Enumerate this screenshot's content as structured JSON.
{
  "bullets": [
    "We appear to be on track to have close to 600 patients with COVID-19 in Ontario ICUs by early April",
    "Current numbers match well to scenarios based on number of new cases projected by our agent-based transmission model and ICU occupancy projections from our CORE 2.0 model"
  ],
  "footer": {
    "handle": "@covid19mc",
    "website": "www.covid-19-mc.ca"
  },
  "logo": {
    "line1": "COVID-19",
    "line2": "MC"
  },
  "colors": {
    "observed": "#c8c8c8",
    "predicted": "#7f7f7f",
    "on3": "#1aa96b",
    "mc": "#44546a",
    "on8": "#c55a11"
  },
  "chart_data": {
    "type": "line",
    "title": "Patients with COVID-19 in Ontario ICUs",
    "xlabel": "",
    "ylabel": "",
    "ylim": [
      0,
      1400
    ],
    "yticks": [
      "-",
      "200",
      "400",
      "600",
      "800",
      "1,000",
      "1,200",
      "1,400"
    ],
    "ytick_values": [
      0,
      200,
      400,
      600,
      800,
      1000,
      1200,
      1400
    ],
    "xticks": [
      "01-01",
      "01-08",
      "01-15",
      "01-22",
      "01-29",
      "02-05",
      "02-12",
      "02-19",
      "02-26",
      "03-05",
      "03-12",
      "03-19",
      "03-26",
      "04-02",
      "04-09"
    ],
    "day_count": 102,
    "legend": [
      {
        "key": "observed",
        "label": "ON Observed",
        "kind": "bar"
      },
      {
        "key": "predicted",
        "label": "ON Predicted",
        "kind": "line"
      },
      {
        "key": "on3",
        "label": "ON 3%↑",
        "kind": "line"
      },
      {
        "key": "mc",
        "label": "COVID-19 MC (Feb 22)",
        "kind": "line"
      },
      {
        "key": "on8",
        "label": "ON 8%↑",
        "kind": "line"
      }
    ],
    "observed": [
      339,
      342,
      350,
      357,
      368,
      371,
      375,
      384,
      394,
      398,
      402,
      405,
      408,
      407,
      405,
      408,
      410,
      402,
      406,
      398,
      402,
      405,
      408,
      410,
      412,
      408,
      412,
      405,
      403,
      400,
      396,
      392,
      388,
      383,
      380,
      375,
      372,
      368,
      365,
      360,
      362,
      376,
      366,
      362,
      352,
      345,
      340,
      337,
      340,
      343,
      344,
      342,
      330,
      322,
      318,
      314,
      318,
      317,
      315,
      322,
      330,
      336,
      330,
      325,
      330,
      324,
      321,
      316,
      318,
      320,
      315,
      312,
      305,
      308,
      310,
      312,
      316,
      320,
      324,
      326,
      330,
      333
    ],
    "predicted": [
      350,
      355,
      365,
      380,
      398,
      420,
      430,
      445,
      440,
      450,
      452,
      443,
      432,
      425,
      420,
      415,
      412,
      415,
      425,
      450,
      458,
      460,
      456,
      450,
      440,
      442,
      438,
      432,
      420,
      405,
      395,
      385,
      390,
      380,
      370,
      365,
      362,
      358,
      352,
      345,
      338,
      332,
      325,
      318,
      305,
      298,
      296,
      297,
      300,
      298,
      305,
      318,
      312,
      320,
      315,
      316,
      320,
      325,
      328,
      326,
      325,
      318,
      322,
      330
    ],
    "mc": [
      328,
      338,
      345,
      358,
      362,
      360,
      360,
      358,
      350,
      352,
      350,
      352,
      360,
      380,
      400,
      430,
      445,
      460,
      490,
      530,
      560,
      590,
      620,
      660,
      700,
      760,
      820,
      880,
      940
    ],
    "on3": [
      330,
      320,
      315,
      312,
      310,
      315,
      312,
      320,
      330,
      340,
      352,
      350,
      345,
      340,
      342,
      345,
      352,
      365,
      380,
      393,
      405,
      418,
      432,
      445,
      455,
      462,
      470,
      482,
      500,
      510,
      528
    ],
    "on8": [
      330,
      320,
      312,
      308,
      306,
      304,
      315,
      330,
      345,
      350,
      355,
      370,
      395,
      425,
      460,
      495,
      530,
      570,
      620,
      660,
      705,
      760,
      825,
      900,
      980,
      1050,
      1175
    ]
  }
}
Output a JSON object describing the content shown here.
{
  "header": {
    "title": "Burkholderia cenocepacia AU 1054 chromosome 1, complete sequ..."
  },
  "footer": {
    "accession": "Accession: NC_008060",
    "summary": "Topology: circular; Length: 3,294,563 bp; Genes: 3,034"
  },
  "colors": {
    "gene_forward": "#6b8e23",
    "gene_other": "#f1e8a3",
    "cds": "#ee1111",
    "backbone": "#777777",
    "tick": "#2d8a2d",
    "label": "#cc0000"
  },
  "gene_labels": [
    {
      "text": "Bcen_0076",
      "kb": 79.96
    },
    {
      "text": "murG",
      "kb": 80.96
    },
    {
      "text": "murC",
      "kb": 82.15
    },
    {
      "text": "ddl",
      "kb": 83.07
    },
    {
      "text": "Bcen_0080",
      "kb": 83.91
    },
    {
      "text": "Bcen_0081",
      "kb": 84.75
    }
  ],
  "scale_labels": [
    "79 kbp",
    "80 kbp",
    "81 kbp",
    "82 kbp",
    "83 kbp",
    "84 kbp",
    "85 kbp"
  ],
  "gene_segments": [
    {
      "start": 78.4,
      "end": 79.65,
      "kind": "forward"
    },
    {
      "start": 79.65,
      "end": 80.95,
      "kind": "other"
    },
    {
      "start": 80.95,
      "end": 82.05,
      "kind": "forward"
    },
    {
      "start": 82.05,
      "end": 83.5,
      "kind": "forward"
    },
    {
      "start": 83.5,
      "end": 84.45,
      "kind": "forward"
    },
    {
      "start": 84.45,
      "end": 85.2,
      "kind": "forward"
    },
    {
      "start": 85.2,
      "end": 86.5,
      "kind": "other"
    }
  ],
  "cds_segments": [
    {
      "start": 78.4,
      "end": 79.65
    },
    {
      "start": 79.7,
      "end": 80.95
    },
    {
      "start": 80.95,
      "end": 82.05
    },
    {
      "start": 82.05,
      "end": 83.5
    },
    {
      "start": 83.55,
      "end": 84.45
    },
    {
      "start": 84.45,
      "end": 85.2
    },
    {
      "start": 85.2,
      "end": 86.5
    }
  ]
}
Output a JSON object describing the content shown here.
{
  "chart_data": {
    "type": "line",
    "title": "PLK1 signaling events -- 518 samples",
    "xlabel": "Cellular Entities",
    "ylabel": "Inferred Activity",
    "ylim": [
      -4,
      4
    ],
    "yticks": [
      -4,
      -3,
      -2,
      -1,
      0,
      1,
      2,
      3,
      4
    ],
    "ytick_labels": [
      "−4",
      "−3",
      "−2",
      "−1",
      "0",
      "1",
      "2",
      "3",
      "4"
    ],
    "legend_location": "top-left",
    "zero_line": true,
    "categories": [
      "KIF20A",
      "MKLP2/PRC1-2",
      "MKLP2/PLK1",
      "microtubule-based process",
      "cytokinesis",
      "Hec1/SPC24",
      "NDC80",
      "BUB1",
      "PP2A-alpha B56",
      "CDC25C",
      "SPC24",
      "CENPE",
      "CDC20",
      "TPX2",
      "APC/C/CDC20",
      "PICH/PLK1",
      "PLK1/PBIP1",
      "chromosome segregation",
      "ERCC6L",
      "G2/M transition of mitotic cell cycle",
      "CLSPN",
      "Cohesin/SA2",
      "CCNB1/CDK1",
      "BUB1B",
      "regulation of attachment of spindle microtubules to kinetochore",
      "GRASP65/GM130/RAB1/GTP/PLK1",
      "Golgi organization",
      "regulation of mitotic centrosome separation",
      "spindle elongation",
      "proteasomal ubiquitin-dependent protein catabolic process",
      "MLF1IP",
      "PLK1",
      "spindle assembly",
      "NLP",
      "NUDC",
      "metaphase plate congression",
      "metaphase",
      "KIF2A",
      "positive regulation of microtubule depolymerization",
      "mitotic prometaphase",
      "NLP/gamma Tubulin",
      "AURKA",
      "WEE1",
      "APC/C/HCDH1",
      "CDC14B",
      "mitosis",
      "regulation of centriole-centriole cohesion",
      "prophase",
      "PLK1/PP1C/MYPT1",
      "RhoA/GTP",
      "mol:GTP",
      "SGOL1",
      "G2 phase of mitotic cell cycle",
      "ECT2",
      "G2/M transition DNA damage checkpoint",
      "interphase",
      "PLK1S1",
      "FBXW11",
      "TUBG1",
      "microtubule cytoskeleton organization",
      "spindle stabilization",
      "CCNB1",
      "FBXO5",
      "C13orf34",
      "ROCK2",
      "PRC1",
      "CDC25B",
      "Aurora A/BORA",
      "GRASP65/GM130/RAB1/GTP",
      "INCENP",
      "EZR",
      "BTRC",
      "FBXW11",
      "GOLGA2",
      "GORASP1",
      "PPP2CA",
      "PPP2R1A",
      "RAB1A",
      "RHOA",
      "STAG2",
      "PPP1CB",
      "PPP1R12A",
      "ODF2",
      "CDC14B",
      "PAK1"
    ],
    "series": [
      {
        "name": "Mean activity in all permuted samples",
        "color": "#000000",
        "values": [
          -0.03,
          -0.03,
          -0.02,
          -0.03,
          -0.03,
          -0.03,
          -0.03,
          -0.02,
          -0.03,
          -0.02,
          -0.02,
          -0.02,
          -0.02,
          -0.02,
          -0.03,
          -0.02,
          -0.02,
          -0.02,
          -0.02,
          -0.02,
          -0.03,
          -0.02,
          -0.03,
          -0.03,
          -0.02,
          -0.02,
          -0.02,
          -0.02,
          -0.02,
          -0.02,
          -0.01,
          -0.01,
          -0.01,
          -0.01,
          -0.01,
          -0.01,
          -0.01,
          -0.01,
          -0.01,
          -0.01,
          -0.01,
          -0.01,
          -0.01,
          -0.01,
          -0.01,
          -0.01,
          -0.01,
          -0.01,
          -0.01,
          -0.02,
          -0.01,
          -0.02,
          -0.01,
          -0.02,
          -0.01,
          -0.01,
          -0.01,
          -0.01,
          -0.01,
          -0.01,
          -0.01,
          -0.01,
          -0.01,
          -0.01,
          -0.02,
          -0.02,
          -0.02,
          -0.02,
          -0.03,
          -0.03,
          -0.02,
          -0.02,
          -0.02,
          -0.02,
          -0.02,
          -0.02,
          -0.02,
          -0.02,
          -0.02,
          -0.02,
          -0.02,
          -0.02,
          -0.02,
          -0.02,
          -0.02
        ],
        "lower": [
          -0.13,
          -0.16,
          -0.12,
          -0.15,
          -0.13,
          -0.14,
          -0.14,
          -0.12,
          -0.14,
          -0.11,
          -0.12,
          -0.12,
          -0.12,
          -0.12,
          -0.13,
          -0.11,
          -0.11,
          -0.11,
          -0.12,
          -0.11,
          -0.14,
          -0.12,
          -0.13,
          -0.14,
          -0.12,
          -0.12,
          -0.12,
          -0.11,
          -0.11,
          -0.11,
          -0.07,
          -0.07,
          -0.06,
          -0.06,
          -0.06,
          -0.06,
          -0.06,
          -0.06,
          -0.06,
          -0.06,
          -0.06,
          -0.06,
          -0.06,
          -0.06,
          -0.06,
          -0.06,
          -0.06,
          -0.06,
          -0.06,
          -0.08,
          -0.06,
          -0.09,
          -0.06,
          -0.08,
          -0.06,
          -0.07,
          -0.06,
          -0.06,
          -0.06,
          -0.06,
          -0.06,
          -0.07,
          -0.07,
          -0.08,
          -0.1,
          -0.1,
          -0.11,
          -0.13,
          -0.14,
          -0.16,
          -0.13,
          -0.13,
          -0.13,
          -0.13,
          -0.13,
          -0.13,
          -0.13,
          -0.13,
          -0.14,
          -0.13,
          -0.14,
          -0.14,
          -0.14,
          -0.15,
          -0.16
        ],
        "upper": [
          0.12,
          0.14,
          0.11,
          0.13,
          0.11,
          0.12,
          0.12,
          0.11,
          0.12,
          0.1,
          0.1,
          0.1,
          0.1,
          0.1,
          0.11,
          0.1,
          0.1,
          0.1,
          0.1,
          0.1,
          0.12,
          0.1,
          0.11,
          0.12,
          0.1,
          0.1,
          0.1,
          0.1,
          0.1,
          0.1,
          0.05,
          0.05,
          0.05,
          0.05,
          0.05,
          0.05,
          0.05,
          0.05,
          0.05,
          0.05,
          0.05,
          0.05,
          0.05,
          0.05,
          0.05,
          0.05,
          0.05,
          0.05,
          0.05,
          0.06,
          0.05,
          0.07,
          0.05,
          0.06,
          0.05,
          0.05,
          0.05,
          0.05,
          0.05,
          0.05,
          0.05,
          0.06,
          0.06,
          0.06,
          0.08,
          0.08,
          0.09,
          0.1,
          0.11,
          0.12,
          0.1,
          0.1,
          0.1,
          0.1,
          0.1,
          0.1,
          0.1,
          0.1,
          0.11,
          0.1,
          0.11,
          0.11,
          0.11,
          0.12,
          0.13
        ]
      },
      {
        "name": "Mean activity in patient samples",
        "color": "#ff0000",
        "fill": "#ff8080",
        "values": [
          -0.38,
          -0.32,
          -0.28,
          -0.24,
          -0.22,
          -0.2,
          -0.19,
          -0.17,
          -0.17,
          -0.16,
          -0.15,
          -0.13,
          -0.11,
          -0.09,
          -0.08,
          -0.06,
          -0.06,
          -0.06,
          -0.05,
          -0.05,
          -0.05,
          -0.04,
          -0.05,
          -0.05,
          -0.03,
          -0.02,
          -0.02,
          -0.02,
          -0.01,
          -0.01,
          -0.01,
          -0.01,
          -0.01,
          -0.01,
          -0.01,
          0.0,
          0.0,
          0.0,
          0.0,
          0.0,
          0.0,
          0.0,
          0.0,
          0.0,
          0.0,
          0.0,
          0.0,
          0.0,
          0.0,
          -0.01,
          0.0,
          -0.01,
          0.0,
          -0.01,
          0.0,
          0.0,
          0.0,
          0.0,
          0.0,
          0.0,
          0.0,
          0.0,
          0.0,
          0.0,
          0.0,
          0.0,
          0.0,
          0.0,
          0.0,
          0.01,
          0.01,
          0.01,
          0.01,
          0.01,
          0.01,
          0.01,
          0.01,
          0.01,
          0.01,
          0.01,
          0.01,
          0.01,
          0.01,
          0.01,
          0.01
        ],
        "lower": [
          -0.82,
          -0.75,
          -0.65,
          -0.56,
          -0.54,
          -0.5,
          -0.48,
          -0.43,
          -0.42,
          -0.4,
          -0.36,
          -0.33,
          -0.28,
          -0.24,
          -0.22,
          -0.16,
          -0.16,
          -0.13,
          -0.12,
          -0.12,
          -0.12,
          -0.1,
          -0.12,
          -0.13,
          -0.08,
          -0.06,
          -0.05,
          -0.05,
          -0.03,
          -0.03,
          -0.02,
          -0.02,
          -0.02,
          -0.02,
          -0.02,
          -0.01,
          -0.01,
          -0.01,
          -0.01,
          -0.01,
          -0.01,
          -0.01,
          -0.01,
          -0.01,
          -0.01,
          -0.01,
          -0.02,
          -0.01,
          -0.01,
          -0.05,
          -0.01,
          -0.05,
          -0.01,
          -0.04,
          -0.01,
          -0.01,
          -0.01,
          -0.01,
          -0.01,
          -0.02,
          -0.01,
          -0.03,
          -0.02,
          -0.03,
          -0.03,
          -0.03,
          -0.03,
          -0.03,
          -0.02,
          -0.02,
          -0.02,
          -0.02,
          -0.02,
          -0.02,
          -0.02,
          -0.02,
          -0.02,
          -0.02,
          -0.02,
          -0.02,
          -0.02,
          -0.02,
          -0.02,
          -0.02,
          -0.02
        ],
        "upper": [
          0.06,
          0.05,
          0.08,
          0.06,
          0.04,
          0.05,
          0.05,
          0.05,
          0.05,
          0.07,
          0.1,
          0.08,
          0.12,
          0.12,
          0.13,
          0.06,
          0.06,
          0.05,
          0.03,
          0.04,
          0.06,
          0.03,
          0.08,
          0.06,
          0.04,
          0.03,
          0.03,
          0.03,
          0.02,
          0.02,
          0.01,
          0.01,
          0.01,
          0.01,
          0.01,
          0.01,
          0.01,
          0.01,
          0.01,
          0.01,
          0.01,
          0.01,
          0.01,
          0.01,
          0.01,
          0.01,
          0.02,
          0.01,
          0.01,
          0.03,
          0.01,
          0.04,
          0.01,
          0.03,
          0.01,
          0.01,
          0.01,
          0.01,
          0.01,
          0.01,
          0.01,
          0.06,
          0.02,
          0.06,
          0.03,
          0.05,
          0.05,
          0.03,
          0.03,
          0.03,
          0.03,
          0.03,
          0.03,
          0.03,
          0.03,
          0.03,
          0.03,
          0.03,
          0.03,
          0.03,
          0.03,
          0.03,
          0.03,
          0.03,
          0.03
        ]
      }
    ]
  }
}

Work instruction — Go through the records above, find every line with the word "regulation", and list those lines.

Answer section —
      "regulation of attachment of spindle microtubules to kinetochore",
      "regulation of mitotic centrosome separation",
      "positive regulation of microtubule depolymerization",
      "regulation of centriole-centriole cohesion",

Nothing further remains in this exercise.